→ Work to be completed:
Can you return every line of the records below, word for word and unchanged?

→ A run of records:
┄┄┄┄┄┄

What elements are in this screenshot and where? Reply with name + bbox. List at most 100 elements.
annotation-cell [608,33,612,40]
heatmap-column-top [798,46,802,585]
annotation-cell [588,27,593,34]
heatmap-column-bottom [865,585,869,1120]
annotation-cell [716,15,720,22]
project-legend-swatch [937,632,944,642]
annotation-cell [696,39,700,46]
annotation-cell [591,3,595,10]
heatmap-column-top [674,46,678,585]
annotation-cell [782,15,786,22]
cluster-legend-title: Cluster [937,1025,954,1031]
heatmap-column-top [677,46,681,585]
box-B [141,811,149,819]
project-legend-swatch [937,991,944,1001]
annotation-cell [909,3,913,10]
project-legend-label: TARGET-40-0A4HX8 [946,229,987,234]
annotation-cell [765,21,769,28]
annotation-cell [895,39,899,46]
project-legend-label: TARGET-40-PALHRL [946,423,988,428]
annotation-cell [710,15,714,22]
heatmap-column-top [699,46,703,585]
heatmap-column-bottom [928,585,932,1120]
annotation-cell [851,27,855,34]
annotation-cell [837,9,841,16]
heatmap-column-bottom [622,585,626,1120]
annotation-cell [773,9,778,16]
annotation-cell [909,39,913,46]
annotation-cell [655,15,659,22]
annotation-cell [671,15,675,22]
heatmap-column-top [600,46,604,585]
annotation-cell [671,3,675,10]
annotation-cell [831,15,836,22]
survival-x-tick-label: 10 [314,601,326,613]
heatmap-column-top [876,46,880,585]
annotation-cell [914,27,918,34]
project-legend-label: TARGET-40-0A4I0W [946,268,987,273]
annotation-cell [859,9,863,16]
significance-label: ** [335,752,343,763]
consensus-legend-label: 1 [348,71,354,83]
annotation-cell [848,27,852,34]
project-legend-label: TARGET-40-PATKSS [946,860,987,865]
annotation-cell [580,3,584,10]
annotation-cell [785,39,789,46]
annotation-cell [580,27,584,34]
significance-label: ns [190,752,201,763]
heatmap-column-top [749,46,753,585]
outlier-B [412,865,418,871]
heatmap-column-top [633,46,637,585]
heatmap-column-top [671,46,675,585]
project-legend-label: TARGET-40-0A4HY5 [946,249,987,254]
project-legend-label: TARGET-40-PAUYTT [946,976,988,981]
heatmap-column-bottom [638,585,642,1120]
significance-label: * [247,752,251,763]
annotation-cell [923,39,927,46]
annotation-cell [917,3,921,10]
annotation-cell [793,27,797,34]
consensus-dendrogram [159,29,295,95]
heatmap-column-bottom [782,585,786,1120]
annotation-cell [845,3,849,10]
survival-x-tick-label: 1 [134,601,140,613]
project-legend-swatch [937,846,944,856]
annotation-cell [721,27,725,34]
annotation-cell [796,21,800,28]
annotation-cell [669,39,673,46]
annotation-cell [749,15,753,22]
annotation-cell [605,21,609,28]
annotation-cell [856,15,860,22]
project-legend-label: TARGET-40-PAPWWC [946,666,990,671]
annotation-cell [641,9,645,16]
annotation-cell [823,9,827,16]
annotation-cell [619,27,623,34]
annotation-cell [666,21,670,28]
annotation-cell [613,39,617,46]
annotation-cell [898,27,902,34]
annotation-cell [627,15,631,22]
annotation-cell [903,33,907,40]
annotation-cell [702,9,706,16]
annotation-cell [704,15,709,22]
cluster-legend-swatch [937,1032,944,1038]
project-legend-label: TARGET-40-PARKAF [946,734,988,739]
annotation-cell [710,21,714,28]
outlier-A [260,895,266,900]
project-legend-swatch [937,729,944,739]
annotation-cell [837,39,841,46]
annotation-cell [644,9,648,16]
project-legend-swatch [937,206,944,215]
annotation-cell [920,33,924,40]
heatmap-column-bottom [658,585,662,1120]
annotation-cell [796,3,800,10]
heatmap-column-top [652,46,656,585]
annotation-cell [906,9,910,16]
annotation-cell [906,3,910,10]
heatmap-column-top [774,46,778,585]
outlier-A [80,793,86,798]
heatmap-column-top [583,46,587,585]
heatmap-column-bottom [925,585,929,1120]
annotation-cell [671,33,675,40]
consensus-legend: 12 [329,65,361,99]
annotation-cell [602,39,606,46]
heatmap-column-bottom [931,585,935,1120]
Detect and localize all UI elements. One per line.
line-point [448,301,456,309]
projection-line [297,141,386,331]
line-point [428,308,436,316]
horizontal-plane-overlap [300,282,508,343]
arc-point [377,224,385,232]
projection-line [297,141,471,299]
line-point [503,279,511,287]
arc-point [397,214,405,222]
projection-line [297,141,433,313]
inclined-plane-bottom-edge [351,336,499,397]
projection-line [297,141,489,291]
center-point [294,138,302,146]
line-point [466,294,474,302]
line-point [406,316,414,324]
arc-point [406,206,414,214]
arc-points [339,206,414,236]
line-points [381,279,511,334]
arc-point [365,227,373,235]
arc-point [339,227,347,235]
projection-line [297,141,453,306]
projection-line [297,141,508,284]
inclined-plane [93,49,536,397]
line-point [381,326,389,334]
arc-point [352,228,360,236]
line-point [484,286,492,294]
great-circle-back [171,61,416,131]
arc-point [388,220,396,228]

┄┄┄┄┄┄

→ Problem solution:
What elements are in this screenshot and where? Reply with name + bbox. List at most 100 elements.
annotation-cell [608,33,612,40]
heatmap-column-top [798,46,802,585]
annotation-cell [588,27,593,34]
heatmap-column-bottom [865,585,869,1120]
annotation-cell [716,15,720,22]
project-legend-swatch [937,632,944,642]
annotation-cell [696,39,700,46]
annotation-cell [591,3,595,10]
heatmap-column-top [674,46,678,585]
annotation-cell [782,15,786,22]
cluster-legend-title: Cluster [937,1025,954,1031]
heatmap-column-top [677,46,681,585]
box-B [141,811,149,819]
project-legend-swatch [937,991,944,1001]
annotation-cell [909,3,913,10]
project-legend-label: TARGET-40-0A4HX8 [946,229,987,234]
annotation-cell [765,21,769,28]
annotation-cell [895,39,899,46]
project-legend-label: TARGET-40-PALHRL [946,423,988,428]
annotation-cell [710,15,714,22]
heatmap-column-top [699,46,703,585]
heatmap-column-bottom [928,585,932,1120]
annotation-cell [851,27,855,34]
annotation-cell [837,9,841,16]
heatmap-column-bottom [622,585,626,1120]
annotation-cell [773,9,778,16]
annotation-cell [909,39,913,46]
annotation-cell [655,15,659,22]
annotation-cell [671,15,675,22]
heatmap-column-top [600,46,604,585]
annotation-cell [671,3,675,10]
annotation-cell [831,15,836,22]
survival-x-tick-label: 10 [314,601,326,613]
heatmap-column-top [876,46,880,585]
annotation-cell [914,27,918,34]
project-legend-label: TARGET-40-0A4I0W [946,268,987,273]
annotation-cell [859,9,863,16]
significance-label: ** [335,752,343,763]
consensus-legend-label: 1 [348,71,354,83]
annotation-cell [848,27,852,34]
project-legend-label: TARGET-40-PATKSS [946,860,987,865]
annotation-cell [580,3,584,10]
annotation-cell [785,39,789,46]
annotation-cell [580,27,584,34]
significance-label: ns [190,752,201,763]
heatmap-column-top [749,46,753,585]
outlier-B [412,865,418,871]
heatmap-column-top [633,46,637,585]
heatmap-column-top [671,46,675,585]
project-legend-label: TARGET-40-0A4HY5 [946,249,987,254]
project-legend-label: TARGET-40-PAUYTT [946,976,988,981]
heatmap-column-bottom [638,585,642,1120]
significance-label: * [247,752,251,763]
annotation-cell [923,39,927,46]
annotation-cell [917,3,921,10]
annotation-cell [793,27,797,34]
consensus-dendrogram [159,29,295,95]
heatmap-column-bottom [782,585,786,1120]
annotation-cell [845,3,849,10]
survival-x-tick-label: 1 [134,601,140,613]
project-legend-swatch [937,846,944,856]
annotation-cell [721,27,725,34]
annotation-cell [796,21,800,28]
annotation-cell [669,39,673,46]
annotation-cell [749,15,753,22]
annotation-cell [605,21,609,28]
annotation-cell [856,15,860,22]
project-legend-label: TARGET-40-PAPWWC [946,666,990,671]
annotation-cell [641,9,645,16]
annotation-cell [823,9,827,16]
annotation-cell [619,27,623,34]
annotation-cell [666,21,670,28]
annotation-cell [613,39,617,46]
annotation-cell [898,27,902,34]
annotation-cell [627,15,631,22]
annotation-cell [903,33,907,40]
annotation-cell [702,9,706,16]
annotation-cell [704,15,709,22]
cluster-legend-swatch [937,1032,944,1038]
project-legend-label: TARGET-40-PARKAF [946,734,988,739]
annotation-cell [710,21,714,28]
outlier-A [260,895,266,900]
project-legend-swatch [937,729,944,739]
annotation-cell [837,39,841,46]
annotation-cell [644,9,648,16]
project-legend-swatch [937,206,944,215]
annotation-cell [920,33,924,40]
heatmap-column-bottom [658,585,662,1120]
annotation-cell [796,3,800,10]
heatmap-column-top [652,46,656,585]
annotation-cell [906,9,910,16]
annotation-cell [906,3,910,10]
heatmap-column-top [774,46,778,585]
outlier-A [80,793,86,798]
heatmap-column-top [583,46,587,585]
heatmap-column-bottom [925,585,929,1120]
annotation-cell [671,33,675,40]
consensus-legend: 12 [329,65,361,99]
annotation-cell [602,39,606,46]
heatmap-column-bottom [931,585,935,1120]
Detect and localize all UI elements. One per line.
line-point [448,301,456,309]
projection-line [297,141,386,331]
line-point [428,308,436,316]
horizontal-plane-overlap [300,282,508,343]
arc-point [377,224,385,232]
projection-line [297,141,471,299]
line-point [503,279,511,287]
arc-point [397,214,405,222]
projection-line [297,141,433,313]
inclined-plane-bottom-edge [351,336,499,397]
projection-line [297,141,489,291]
center-point [294,138,302,146]
line-point [466,294,474,302]
line-point [406,316,414,324]
arc-point [406,206,414,214]
arc-points [339,206,414,236]
line-points [381,279,511,334]
arc-point [365,227,373,235]
arc-point [339,227,347,235]
projection-line [297,141,453,306]
projection-line [297,141,508,284]
inclined-plane [93,49,536,397]
line-point [381,326,389,334]
arc-point [352,228,360,236]
line-point [484,286,492,294]
great-circle-back [171,61,416,131]
arc-point [388,220,396,228]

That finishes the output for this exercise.